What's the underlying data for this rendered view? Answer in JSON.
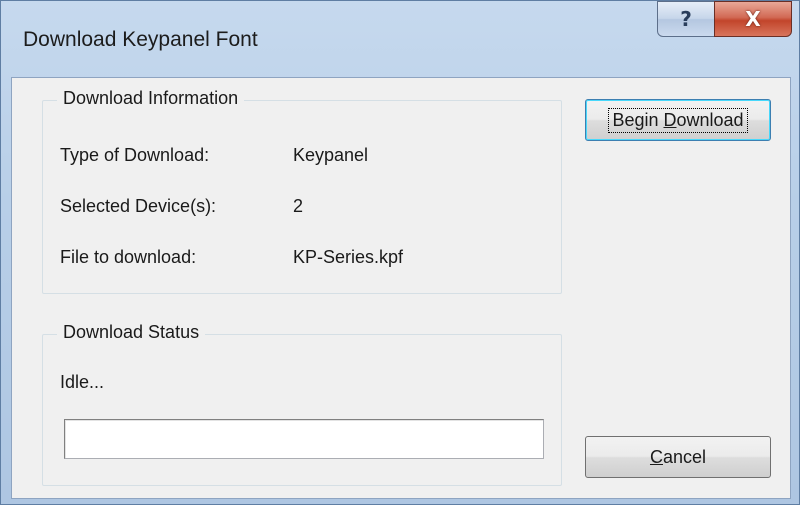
{
  "window": {
    "title": "Download Keypanel Font",
    "help_button_label": "?",
    "close_button_label": "X"
  },
  "download_information": {
    "group_title": "Download Information",
    "rows": [
      {
        "label": "Type of Download:",
        "value": "Keypanel"
      },
      {
        "label": "Selected Device(s):",
        "value": "2"
      },
      {
        "label": "File to download:",
        "value": "KP-Series.kpf"
      }
    ]
  },
  "download_status": {
    "group_title": "Download Status",
    "status_text": "Idle...",
    "progress_fraction": 0
  },
  "buttons": {
    "begin_download": {
      "label": "Begin Download",
      "access_key": "D",
      "focused": true
    },
    "cancel": {
      "label": "Cancel",
      "access_key": "C"
    }
  },
  "colors": {
    "title_bar": "#b8cfe8",
    "close_button": "#c2452b",
    "client_background": "#f0f0f0",
    "focus_border": "#3c7fb1"
  },
  "icons": {
    "help": "question-mark-icon",
    "close": "close-x-icon"
  }
}
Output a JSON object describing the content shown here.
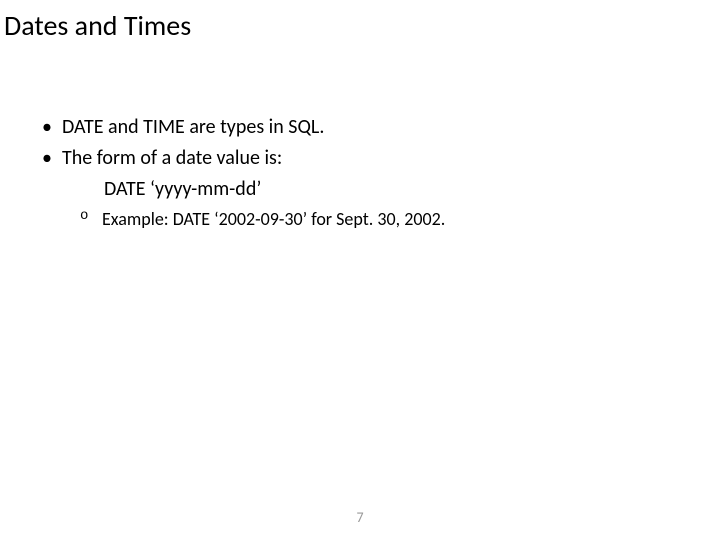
{
  "title": "Dates and Times",
  "bullets": {
    "b1": "DATE and TIME are types in SQL.",
    "b2": "The form of a date value is:",
    "b2_line": "DATE ‘yyyy-mm-dd’",
    "sub1": "Example: DATE ‘2002-09-30’ for Sept. 30, 2002."
  },
  "page_number": "7"
}
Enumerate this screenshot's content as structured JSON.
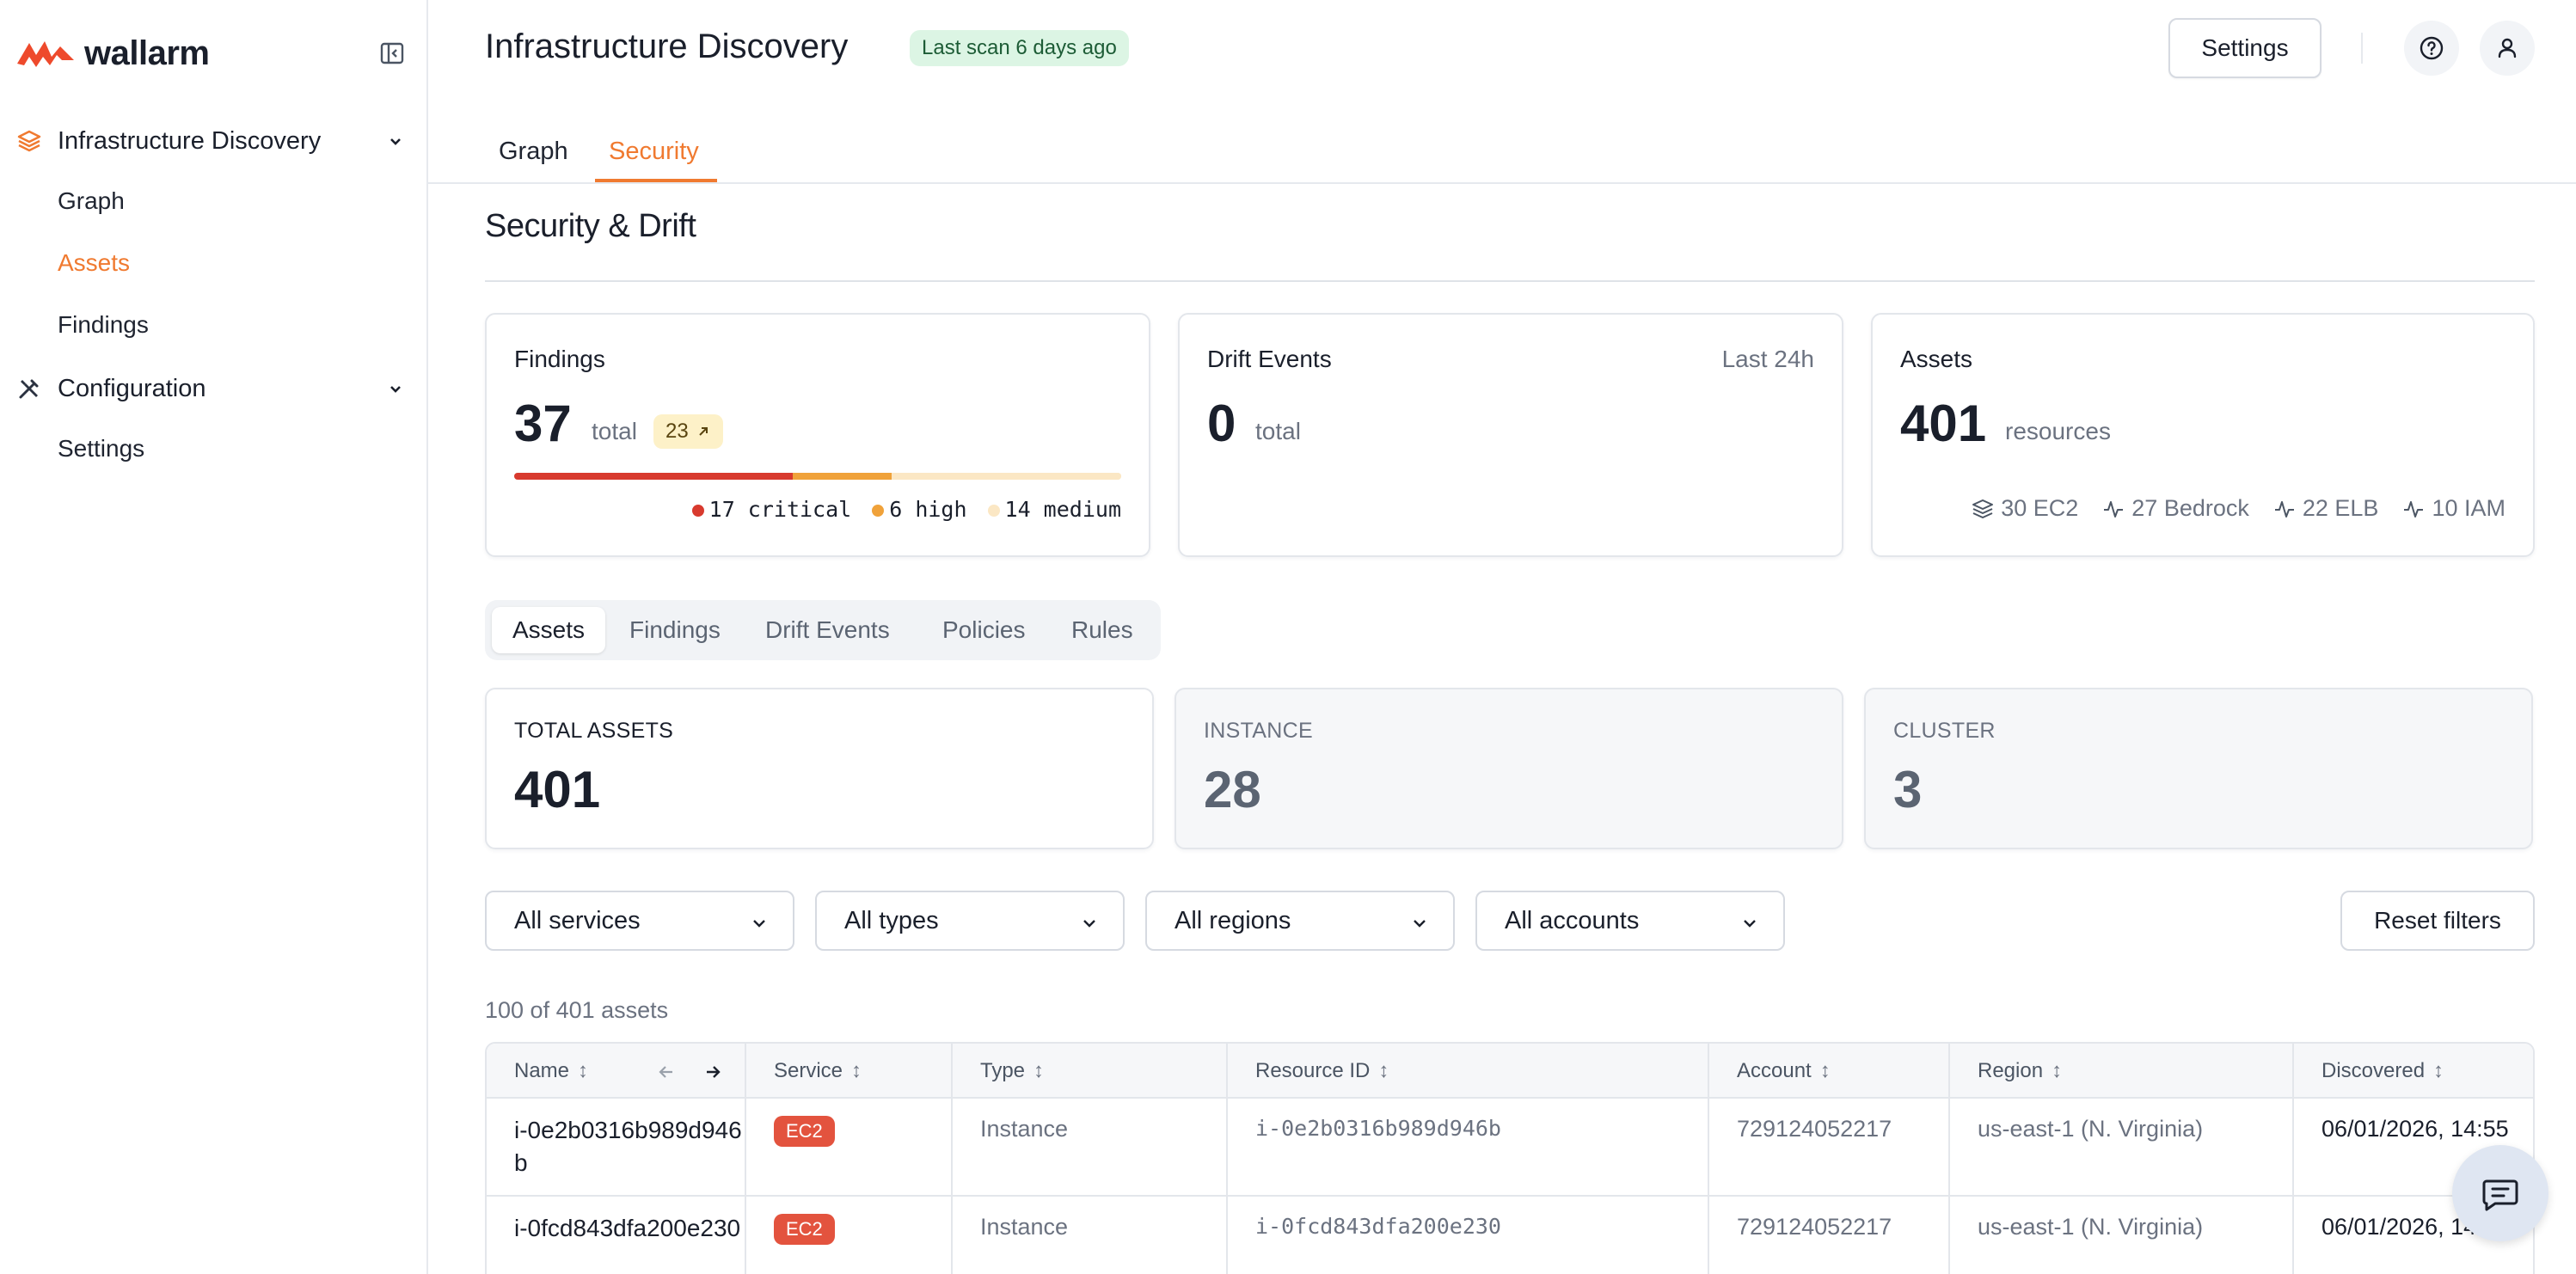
{
  "app": {
    "logo_text": "wallarm",
    "brand_color": "#f07a30"
  },
  "sidebar": {
    "groups": [
      {
        "label": "Infrastructure Discovery",
        "icon": "layers-icon",
        "items": [
          {
            "label": "Graph",
            "active": false
          },
          {
            "label": "Assets",
            "active": true
          },
          {
            "label": "Findings",
            "active": false
          }
        ]
      },
      {
        "label": "Configuration",
        "icon": "tools-icon",
        "items": [
          {
            "label": "Settings",
            "active": false
          }
        ]
      }
    ]
  },
  "header": {
    "title": "Infrastructure Discovery",
    "scan_badge": "Last scan 6 days ago",
    "settings_label": "Settings",
    "help_icon": "help-circle-icon",
    "user_icon": "user-icon"
  },
  "tabs": [
    {
      "label": "Graph",
      "active": false
    },
    {
      "label": "Security",
      "active": true
    }
  ],
  "section": {
    "title": "Security & Drift"
  },
  "stats": {
    "findings": {
      "label": "Findings",
      "total": "37",
      "unit": "total",
      "trend": "23",
      "severity": [
        {
          "label": "17 critical",
          "count": 17,
          "color": "#d83a2e"
        },
        {
          "label": "6 high",
          "count": 6,
          "color": "#f0a23a"
        },
        {
          "label": "14 medium",
          "count": 14,
          "color": "#fbe7c4"
        }
      ]
    },
    "drift": {
      "label": "Drift Events",
      "period": "Last 24h",
      "total": "0",
      "unit": "total"
    },
    "assets": {
      "label": "Assets",
      "total": "401",
      "unit": "resources",
      "types": [
        {
          "label": "30 EC2",
          "icon": "layers-icon"
        },
        {
          "label": "27 Bedrock",
          "icon": "activity-icon"
        },
        {
          "label": "22 ELB",
          "icon": "activity-icon"
        },
        {
          "label": "10 IAM",
          "icon": "activity-icon"
        }
      ]
    }
  },
  "subtabs": [
    {
      "label": "Assets",
      "active": true
    },
    {
      "label": "Findings",
      "active": false
    },
    {
      "label": "Drift Events",
      "active": false
    },
    {
      "label": "Policies",
      "active": false
    },
    {
      "label": "Rules",
      "active": false
    }
  ],
  "counts": [
    {
      "label": "TOTAL ASSETS",
      "value": "401"
    },
    {
      "label": "INSTANCE",
      "value": "28"
    },
    {
      "label": "CLUSTER",
      "value": "3"
    }
  ],
  "filters": {
    "services": "All services",
    "types": "All types",
    "regions": "All regions",
    "accounts": "All accounts",
    "reset_label": "Reset filters"
  },
  "table": {
    "count_text": "100 of 401 assets",
    "columns": [
      "Name",
      "Service",
      "Type",
      "Resource ID",
      "Account",
      "Region",
      "Discovered"
    ],
    "rows": [
      {
        "name": "i-0e2b0316b989d946b",
        "service": "EC2",
        "type": "Instance",
        "resource_id": "i-0e2b0316b989d946b",
        "account": "729124052217",
        "region": "us-east-1 (N. Virginia)",
        "discovered": "06/01/2026, 14:55"
      },
      {
        "name": "i-0fcd843dfa200e230",
        "service": "EC2",
        "type": "Instance",
        "resource_id": "i-0fcd843dfa200e230",
        "account": "729124052217",
        "region": "us-east-1 (N. Virginia)",
        "discovered": "06/01/2026, 14:55"
      }
    ]
  }
}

# Aim of the exercise
Omit the pictures and give the material again, exactly and in full.

# Written response
What's the underlying data for this rendered view? Answer in JSON.
{
  "window": {
    "title": "Download Keypanel Font",
    "help_button_label": "?",
    "close_button_label": "X"
  },
  "download_information": {
    "group_title": "Download Information",
    "rows": [
      {
        "label": "Type of Download:",
        "value": "Keypanel"
      },
      {
        "label": "Selected Device(s):",
        "value": "2"
      },
      {
        "label": "File to download:",
        "value": "KP-Series.kpf"
      }
    ]
  },
  "download_status": {
    "group_title": "Download Status",
    "status_text": "Idle...",
    "progress_fraction": 0
  },
  "buttons": {
    "begin_download": {
      "label": "Begin Download",
      "access_key": "D",
      "focused": true
    },
    "cancel": {
      "label": "Cancel",
      "access_key": "C"
    }
  },
  "colors": {
    "title_bar": "#b8cfe8",
    "close_button": "#c2452b",
    "client_background": "#f0f0f0",
    "focus_border": "#3c7fb1"
  },
  "icons": {
    "help": "question-mark-icon",
    "close": "close-x-icon"
  }
}
Output a JSON object describing the content shown here.
{
  "title": "Dates and Times",
  "bullets": {
    "b1": "DATE and TIME are types in SQL.",
    "b2": "The form of a date value is:",
    "b2_line": "DATE ‘yyyy-mm-dd’",
    "sub1": "Example: DATE ‘2002-09-30’ for Sept. 30, 2002."
  },
  "page_number": "7"
}
Enumerate this screenshot's content as structured JSON.
{
  "app": {
    "logo_text": "wallarm",
    "brand_color": "#f07a30"
  },
  "sidebar": {
    "groups": [
      {
        "label": "Infrastructure Discovery",
        "icon": "layers-icon",
        "items": [
          {
            "label": "Graph",
            "active": false
          },
          {
            "label": "Assets",
            "active": true
          },
          {
            "label": "Findings",
            "active": false
          }
        ]
      },
      {
        "label": "Configuration",
        "icon": "tools-icon",
        "items": [
          {
            "label": "Settings",
            "active": false
          }
        ]
      }
    ]
  },
  "header": {
    "title": "Infrastructure Discovery",
    "scan_badge": "Last scan 6 days ago",
    "settings_label": "Settings",
    "help_icon": "help-circle-icon",
    "user_icon": "user-icon"
  },
  "tabs": [
    {
      "label": "Graph",
      "active": false
    },
    {
      "label": "Security",
      "active": true
    }
  ],
  "section": {
    "title": "Security & Drift"
  },
  "stats": {
    "findings": {
      "label": "Findings",
      "total": "37",
      "unit": "total",
      "trend": "23",
      "severity": [
        {
          "label": "17 critical",
          "count": 17,
          "color": "#d83a2e"
        },
        {
          "label": "6 high",
          "count": 6,
          "color": "#f0a23a"
        },
        {
          "label": "14 medium",
          "count": 14,
          "color": "#fbe7c4"
        }
      ]
    },
    "drift": {
      "label": "Drift Events",
      "period": "Last 24h",
      "total": "0",
      "unit": "total"
    },
    "assets": {
      "label": "Assets",
      "total": "401",
      "unit": "resources",
      "types": [
        {
          "label": "30 EC2",
          "icon": "layers-icon"
        },
        {
          "label": "27 Bedrock",
          "icon": "activity-icon"
        },
        {
          "label": "22 ELB",
          "icon": "activity-icon"
        },
        {
          "label": "10 IAM",
          "icon": "activity-icon"
        }
      ]
    }
  },
  "subtabs": [
    {
      "label": "Assets",
      "active": true
    },
    {
      "label": "Findings",
      "active": false
    },
    {
      "label": "Drift Events",
      "active": false
    },
    {
      "label": "Policies",
      "active": false
    },
    {
      "label": "Rules",
      "active": false
    }
  ],
  "counts": [
    {
      "label": "TOTAL ASSETS",
      "value": "401"
    },
    {
      "label": "INSTANCE",
      "value": "28"
    },
    {
      "label": "CLUSTER",
      "value": "3"
    }
  ],
  "filters": {
    "services": "All services",
    "types": "All types",
    "regions": "All regions",
    "accounts": "All accounts",
    "reset_label": "Reset filters"
  },
  "table": {
    "count_text": "100 of 401 assets",
    "columns": [
      "Name",
      "Service",
      "Type",
      "Resource ID",
      "Account",
      "Region",
      "Discovered"
    ],
    "rows": [
      {
        "name": "i-0e2b0316b989d946b",
        "service": "EC2",
        "type": "Instance",
        "resource_id": "i-0e2b0316b989d946b",
        "account": "729124052217",
        "region": "us-east-1 (N. Virginia)",
        "discovered": "06/01/2026, 14:55"
      },
      {
        "name": "i-0fcd843dfa200e230",
        "service": "EC2",
        "type": "Instance",
        "resource_id": "i-0fcd843dfa200e230",
        "account": "729124052217",
        "region": "us-east-1 (N. Virginia)",
        "discovered": "06/01/2026, 14:55"
      }
    ]
  }
}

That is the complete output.